Provided information:
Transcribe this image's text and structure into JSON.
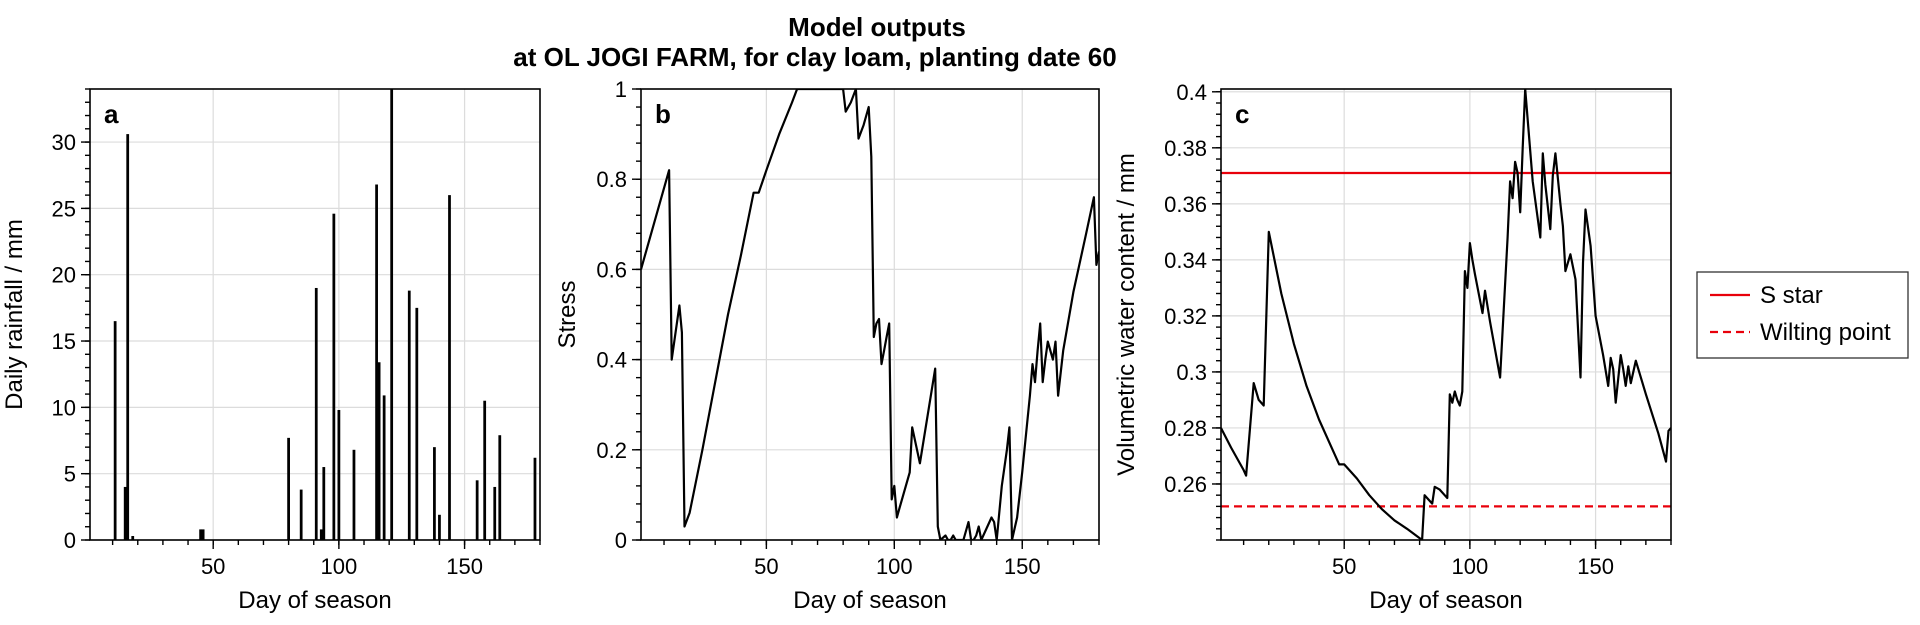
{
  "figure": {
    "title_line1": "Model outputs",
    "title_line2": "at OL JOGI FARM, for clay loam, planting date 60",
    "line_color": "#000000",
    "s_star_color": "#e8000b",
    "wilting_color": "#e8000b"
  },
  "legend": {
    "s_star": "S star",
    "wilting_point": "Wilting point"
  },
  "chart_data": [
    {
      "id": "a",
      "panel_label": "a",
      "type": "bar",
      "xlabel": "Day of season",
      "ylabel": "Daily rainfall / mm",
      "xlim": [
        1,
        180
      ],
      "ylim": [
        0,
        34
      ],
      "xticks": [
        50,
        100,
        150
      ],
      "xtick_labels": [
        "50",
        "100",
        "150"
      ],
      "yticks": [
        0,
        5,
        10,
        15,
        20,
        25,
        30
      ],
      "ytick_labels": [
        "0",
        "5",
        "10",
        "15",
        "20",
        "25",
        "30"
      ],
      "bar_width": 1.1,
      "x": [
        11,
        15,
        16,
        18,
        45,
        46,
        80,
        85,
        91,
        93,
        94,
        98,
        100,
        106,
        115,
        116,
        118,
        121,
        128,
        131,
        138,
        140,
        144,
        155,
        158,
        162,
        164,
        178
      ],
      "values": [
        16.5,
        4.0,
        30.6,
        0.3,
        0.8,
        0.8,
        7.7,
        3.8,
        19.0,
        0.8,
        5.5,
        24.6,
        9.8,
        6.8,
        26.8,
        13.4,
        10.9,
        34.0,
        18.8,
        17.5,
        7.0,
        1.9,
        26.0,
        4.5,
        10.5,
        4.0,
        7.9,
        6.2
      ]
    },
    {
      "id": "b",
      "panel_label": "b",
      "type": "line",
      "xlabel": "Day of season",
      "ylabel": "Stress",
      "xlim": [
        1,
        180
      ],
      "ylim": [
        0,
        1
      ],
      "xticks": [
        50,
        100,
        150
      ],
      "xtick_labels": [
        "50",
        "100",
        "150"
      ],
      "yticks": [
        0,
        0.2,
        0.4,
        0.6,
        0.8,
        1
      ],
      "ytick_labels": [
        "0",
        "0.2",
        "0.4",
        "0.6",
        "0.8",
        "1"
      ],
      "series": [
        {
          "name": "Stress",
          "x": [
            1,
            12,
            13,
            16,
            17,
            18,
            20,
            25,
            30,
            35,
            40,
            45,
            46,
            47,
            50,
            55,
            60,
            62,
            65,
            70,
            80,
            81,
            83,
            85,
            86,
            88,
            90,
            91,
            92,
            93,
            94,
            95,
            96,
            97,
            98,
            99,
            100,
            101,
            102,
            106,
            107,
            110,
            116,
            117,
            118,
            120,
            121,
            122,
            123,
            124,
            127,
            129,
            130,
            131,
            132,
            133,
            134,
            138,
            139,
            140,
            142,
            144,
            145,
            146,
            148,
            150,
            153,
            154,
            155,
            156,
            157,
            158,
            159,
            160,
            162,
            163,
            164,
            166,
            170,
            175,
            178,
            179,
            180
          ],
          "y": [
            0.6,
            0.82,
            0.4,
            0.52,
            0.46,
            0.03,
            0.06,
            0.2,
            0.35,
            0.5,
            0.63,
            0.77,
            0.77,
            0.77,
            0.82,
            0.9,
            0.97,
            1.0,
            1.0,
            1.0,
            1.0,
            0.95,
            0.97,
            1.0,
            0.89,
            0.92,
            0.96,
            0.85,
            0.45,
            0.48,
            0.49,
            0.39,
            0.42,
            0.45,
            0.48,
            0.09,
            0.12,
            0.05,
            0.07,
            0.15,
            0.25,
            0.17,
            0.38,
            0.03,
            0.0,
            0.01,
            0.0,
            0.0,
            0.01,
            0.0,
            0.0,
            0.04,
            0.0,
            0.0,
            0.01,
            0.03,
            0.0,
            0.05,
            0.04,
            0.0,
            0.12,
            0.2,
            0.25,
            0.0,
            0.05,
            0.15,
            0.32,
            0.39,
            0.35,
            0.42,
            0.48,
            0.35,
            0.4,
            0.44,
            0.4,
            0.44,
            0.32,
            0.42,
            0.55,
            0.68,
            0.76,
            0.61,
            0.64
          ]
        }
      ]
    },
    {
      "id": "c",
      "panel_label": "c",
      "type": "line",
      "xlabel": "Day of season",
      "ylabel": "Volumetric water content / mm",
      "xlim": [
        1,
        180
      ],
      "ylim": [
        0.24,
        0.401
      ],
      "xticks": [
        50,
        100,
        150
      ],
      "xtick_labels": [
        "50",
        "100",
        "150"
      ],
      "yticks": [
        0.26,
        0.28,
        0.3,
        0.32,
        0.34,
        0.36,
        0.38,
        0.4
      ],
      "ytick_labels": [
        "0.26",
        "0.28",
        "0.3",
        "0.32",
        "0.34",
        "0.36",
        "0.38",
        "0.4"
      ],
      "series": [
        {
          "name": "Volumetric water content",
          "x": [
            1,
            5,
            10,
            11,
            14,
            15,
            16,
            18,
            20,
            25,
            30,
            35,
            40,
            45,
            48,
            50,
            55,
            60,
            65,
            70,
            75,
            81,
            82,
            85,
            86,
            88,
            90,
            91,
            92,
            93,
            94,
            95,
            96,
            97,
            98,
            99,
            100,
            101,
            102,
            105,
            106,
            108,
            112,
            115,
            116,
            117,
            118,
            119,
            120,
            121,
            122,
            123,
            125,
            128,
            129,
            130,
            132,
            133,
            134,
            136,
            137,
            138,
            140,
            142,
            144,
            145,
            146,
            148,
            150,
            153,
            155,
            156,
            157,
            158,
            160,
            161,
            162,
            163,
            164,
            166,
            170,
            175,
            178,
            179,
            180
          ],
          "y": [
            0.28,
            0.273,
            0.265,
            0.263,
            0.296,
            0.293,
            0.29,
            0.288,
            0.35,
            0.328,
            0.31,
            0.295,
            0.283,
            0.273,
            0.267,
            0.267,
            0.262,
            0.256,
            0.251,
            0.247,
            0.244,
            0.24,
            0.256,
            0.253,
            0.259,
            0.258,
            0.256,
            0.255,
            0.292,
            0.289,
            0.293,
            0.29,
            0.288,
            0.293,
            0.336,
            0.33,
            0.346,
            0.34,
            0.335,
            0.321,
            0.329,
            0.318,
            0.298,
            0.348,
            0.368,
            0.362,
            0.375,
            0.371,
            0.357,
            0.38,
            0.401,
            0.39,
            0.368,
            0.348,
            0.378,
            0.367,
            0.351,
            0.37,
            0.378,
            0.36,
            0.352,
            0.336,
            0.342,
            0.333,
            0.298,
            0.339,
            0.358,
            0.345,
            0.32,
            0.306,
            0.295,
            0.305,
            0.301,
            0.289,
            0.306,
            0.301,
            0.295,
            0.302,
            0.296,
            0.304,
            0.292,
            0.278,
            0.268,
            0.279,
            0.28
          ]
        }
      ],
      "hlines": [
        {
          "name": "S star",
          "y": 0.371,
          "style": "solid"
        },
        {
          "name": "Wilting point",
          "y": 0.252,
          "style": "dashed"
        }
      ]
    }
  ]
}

Goal: Omit pictures; set down the rest of the material word for word.

Exercise result:
Transcribe this image's text and structure into JSON.
{
  "figure": {
    "title_line1": "Model outputs",
    "title_line2": "at OL JOGI FARM, for clay loam, planting date 60",
    "line_color": "#000000",
    "s_star_color": "#e8000b",
    "wilting_color": "#e8000b"
  },
  "legend": {
    "s_star": "S star",
    "wilting_point": "Wilting point"
  },
  "chart_data": [
    {
      "id": "a",
      "panel_label": "a",
      "type": "bar",
      "xlabel": "Day of season",
      "ylabel": "Daily rainfall / mm",
      "xlim": [
        1,
        180
      ],
      "ylim": [
        0,
        34
      ],
      "xticks": [
        50,
        100,
        150
      ],
      "xtick_labels": [
        "50",
        "100",
        "150"
      ],
      "yticks": [
        0,
        5,
        10,
        15,
        20,
        25,
        30
      ],
      "ytick_labels": [
        "0",
        "5",
        "10",
        "15",
        "20",
        "25",
        "30"
      ],
      "bar_width": 1.1,
      "x": [
        11,
        15,
        16,
        18,
        45,
        46,
        80,
        85,
        91,
        93,
        94,
        98,
        100,
        106,
        115,
        116,
        118,
        121,
        128,
        131,
        138,
        140,
        144,
        155,
        158,
        162,
        164,
        178
      ],
      "values": [
        16.5,
        4.0,
        30.6,
        0.3,
        0.8,
        0.8,
        7.7,
        3.8,
        19.0,
        0.8,
        5.5,
        24.6,
        9.8,
        6.8,
        26.8,
        13.4,
        10.9,
        34.0,
        18.8,
        17.5,
        7.0,
        1.9,
        26.0,
        4.5,
        10.5,
        4.0,
        7.9,
        6.2
      ]
    },
    {
      "id": "b",
      "panel_label": "b",
      "type": "line",
      "xlabel": "Day of season",
      "ylabel": "Stress",
      "xlim": [
        1,
        180
      ],
      "ylim": [
        0,
        1
      ],
      "xticks": [
        50,
        100,
        150
      ],
      "xtick_labels": [
        "50",
        "100",
        "150"
      ],
      "yticks": [
        0,
        0.2,
        0.4,
        0.6,
        0.8,
        1
      ],
      "ytick_labels": [
        "0",
        "0.2",
        "0.4",
        "0.6",
        "0.8",
        "1"
      ],
      "series": [
        {
          "name": "Stress",
          "x": [
            1,
            12,
            13,
            16,
            17,
            18,
            20,
            25,
            30,
            35,
            40,
            45,
            46,
            47,
            50,
            55,
            60,
            62,
            65,
            70,
            80,
            81,
            83,
            85,
            86,
            88,
            90,
            91,
            92,
            93,
            94,
            95,
            96,
            97,
            98,
            99,
            100,
            101,
            102,
            106,
            107,
            110,
            116,
            117,
            118,
            120,
            121,
            122,
            123,
            124,
            127,
            129,
            130,
            131,
            132,
            133,
            134,
            138,
            139,
            140,
            142,
            144,
            145,
            146,
            148,
            150,
            153,
            154,
            155,
            156,
            157,
            158,
            159,
            160,
            162,
            163,
            164,
            166,
            170,
            175,
            178,
            179,
            180
          ],
          "y": [
            0.6,
            0.82,
            0.4,
            0.52,
            0.46,
            0.03,
            0.06,
            0.2,
            0.35,
            0.5,
            0.63,
            0.77,
            0.77,
            0.77,
            0.82,
            0.9,
            0.97,
            1.0,
            1.0,
            1.0,
            1.0,
            0.95,
            0.97,
            1.0,
            0.89,
            0.92,
            0.96,
            0.85,
            0.45,
            0.48,
            0.49,
            0.39,
            0.42,
            0.45,
            0.48,
            0.09,
            0.12,
            0.05,
            0.07,
            0.15,
            0.25,
            0.17,
            0.38,
            0.03,
            0.0,
            0.01,
            0.0,
            0.0,
            0.01,
            0.0,
            0.0,
            0.04,
            0.0,
            0.0,
            0.01,
            0.03,
            0.0,
            0.05,
            0.04,
            0.0,
            0.12,
            0.2,
            0.25,
            0.0,
            0.05,
            0.15,
            0.32,
            0.39,
            0.35,
            0.42,
            0.48,
            0.35,
            0.4,
            0.44,
            0.4,
            0.44,
            0.32,
            0.42,
            0.55,
            0.68,
            0.76,
            0.61,
            0.64
          ]
        }
      ]
    },
    {
      "id": "c",
      "panel_label": "c",
      "type": "line",
      "xlabel": "Day of season",
      "ylabel": "Volumetric water content / mm",
      "xlim": [
        1,
        180
      ],
      "ylim": [
        0.24,
        0.401
      ],
      "xticks": [
        50,
        100,
        150
      ],
      "xtick_labels": [
        "50",
        "100",
        "150"
      ],
      "yticks": [
        0.26,
        0.28,
        0.3,
        0.32,
        0.34,
        0.36,
        0.38,
        0.4
      ],
      "ytick_labels": [
        "0.26",
        "0.28",
        "0.3",
        "0.32",
        "0.34",
        "0.36",
        "0.38",
        "0.4"
      ],
      "series": [
        {
          "name": "Volumetric water content",
          "x": [
            1,
            5,
            10,
            11,
            14,
            15,
            16,
            18,
            20,
            25,
            30,
            35,
            40,
            45,
            48,
            50,
            55,
            60,
            65,
            70,
            75,
            81,
            82,
            85,
            86,
            88,
            90,
            91,
            92,
            93,
            94,
            95,
            96,
            97,
            98,
            99,
            100,
            101,
            102,
            105,
            106,
            108,
            112,
            115,
            116,
            117,
            118,
            119,
            120,
            121,
            122,
            123,
            125,
            128,
            129,
            130,
            132,
            133,
            134,
            136,
            137,
            138,
            140,
            142,
            144,
            145,
            146,
            148,
            150,
            153,
            155,
            156,
            157,
            158,
            160,
            161,
            162,
            163,
            164,
            166,
            170,
            175,
            178,
            179,
            180
          ],
          "y": [
            0.28,
            0.273,
            0.265,
            0.263,
            0.296,
            0.293,
            0.29,
            0.288,
            0.35,
            0.328,
            0.31,
            0.295,
            0.283,
            0.273,
            0.267,
            0.267,
            0.262,
            0.256,
            0.251,
            0.247,
            0.244,
            0.24,
            0.256,
            0.253,
            0.259,
            0.258,
            0.256,
            0.255,
            0.292,
            0.289,
            0.293,
            0.29,
            0.288,
            0.293,
            0.336,
            0.33,
            0.346,
            0.34,
            0.335,
            0.321,
            0.329,
            0.318,
            0.298,
            0.348,
            0.368,
            0.362,
            0.375,
            0.371,
            0.357,
            0.38,
            0.401,
            0.39,
            0.368,
            0.348,
            0.378,
            0.367,
            0.351,
            0.37,
            0.378,
            0.36,
            0.352,
            0.336,
            0.342,
            0.333,
            0.298,
            0.339,
            0.358,
            0.345,
            0.32,
            0.306,
            0.295,
            0.305,
            0.301,
            0.289,
            0.306,
            0.301,
            0.295,
            0.302,
            0.296,
            0.304,
            0.292,
            0.278,
            0.268,
            0.279,
            0.28
          ]
        }
      ],
      "hlines": [
        {
          "name": "S star",
          "y": 0.371,
          "style": "solid"
        },
        {
          "name": "Wilting point",
          "y": 0.252,
          "style": "dashed"
        }
      ]
    }
  ]
}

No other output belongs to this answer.